Source data:
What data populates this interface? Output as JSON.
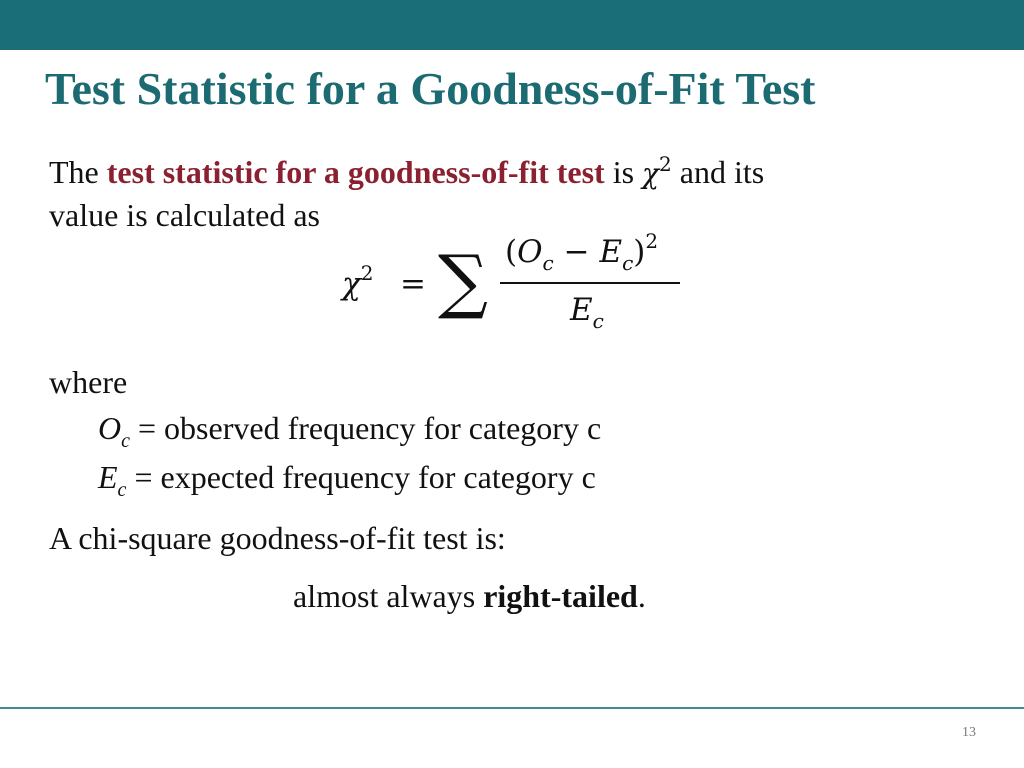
{
  "slide": {
    "title": "Test Statistic for a Goodness-of-Fit Test",
    "intro": {
      "part1": "The ",
      "highlight": "test statistic for a goodness-of-fit test",
      "part2": " is ",
      "symbol": "χ",
      "symbol_exp": "2",
      "part3": " and its",
      "line2": "value is calculated as"
    },
    "formula": {
      "lhs": "χ",
      "lhs_exp": "2",
      "equals": "=",
      "sum": "∑",
      "num_open": "(",
      "num_O": "O",
      "num_O_sub": "c",
      "num_minus": "−",
      "num_E": "E",
      "num_E_sub": "c",
      "num_close": ")",
      "num_exp": "2",
      "den_E": "E",
      "den_E_sub": "c"
    },
    "where": "where",
    "definitions": [
      {
        "var": "O",
        "sub": "c",
        "eq": " = ",
        "text": "observed frequency for category c"
      },
      {
        "var": "E",
        "sub": "c",
        "eq": " = ",
        "text": "expected frequency for category c"
      }
    ],
    "chi_line": "A chi-square goodness-of-fit test is:",
    "conclusion": {
      "part1": "almost always ",
      "bold": "right-tailed",
      "part2": "."
    },
    "page_number": "13"
  },
  "colors": {
    "band": "#1a6e78",
    "title": "#1c6b73",
    "highlight": "#8b2030"
  }
}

What to do: From the entries above, list each line with "highlight" in it.

Task solution:
      "highlight": "test statistic for a goodness-of-fit test",
    "highlight": "#8b2030"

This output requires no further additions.